Data items
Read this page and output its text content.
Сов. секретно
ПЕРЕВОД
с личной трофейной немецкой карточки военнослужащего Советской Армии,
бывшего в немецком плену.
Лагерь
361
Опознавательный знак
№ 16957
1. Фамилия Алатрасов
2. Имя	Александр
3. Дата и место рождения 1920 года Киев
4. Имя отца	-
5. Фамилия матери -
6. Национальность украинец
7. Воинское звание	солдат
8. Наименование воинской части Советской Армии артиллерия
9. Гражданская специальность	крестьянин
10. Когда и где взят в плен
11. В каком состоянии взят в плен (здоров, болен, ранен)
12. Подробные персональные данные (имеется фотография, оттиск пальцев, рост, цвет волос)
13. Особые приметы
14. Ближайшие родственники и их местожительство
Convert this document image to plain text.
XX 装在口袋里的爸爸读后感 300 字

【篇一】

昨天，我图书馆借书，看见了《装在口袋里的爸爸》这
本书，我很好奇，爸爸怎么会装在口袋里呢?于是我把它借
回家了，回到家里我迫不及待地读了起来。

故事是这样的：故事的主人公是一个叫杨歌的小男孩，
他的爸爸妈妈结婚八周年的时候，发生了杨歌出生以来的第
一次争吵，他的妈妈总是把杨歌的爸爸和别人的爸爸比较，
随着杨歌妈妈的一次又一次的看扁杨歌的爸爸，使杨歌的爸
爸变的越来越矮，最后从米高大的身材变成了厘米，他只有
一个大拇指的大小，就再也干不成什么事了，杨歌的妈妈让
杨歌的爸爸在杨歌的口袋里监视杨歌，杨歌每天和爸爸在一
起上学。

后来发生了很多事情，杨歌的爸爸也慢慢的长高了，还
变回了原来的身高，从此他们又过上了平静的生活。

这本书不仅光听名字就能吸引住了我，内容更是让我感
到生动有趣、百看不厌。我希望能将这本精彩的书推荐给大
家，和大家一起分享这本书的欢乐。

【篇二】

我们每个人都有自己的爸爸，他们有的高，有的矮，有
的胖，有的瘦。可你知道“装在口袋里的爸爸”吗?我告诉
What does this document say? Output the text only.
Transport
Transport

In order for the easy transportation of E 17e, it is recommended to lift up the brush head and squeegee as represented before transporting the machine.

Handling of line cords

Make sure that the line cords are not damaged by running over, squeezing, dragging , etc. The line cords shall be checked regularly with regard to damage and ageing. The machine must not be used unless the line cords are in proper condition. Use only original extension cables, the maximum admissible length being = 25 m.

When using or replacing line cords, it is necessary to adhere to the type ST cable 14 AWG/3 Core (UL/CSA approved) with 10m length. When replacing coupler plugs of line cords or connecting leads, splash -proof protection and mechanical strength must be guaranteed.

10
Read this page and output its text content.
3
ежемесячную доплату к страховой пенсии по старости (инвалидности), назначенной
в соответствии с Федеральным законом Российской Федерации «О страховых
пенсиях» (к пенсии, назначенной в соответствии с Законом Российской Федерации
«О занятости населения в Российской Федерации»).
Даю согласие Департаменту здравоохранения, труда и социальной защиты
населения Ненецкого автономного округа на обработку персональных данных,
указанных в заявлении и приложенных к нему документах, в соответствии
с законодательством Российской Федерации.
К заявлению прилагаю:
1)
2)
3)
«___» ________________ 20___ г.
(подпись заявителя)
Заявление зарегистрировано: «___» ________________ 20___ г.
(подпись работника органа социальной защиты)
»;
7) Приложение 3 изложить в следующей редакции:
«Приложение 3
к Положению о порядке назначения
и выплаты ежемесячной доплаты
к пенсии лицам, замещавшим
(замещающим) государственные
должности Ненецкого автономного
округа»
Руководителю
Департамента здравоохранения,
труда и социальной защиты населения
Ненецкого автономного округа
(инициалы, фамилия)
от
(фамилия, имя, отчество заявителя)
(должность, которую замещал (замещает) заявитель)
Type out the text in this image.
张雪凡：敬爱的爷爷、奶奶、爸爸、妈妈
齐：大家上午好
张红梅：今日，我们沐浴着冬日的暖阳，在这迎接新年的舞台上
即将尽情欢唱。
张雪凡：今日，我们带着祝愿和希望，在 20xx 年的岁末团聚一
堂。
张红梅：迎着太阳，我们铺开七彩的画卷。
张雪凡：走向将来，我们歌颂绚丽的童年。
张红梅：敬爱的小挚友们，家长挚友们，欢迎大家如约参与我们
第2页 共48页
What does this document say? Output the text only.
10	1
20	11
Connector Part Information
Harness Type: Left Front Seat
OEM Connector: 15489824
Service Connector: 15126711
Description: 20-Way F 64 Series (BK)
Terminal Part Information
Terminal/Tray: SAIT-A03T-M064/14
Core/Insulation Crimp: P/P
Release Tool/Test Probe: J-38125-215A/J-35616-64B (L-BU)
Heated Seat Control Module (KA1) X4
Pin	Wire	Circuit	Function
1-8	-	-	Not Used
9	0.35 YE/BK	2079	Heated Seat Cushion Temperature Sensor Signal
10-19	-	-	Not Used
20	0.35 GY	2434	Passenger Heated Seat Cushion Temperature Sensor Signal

◆ WHAT IS NEEDED ◆
Find every line that has "подпись" in it, then return those lines.

◆ RESPONSE TO THE TASK ◆
(подпись заявителя)
(подпись работника органа социальной защиты)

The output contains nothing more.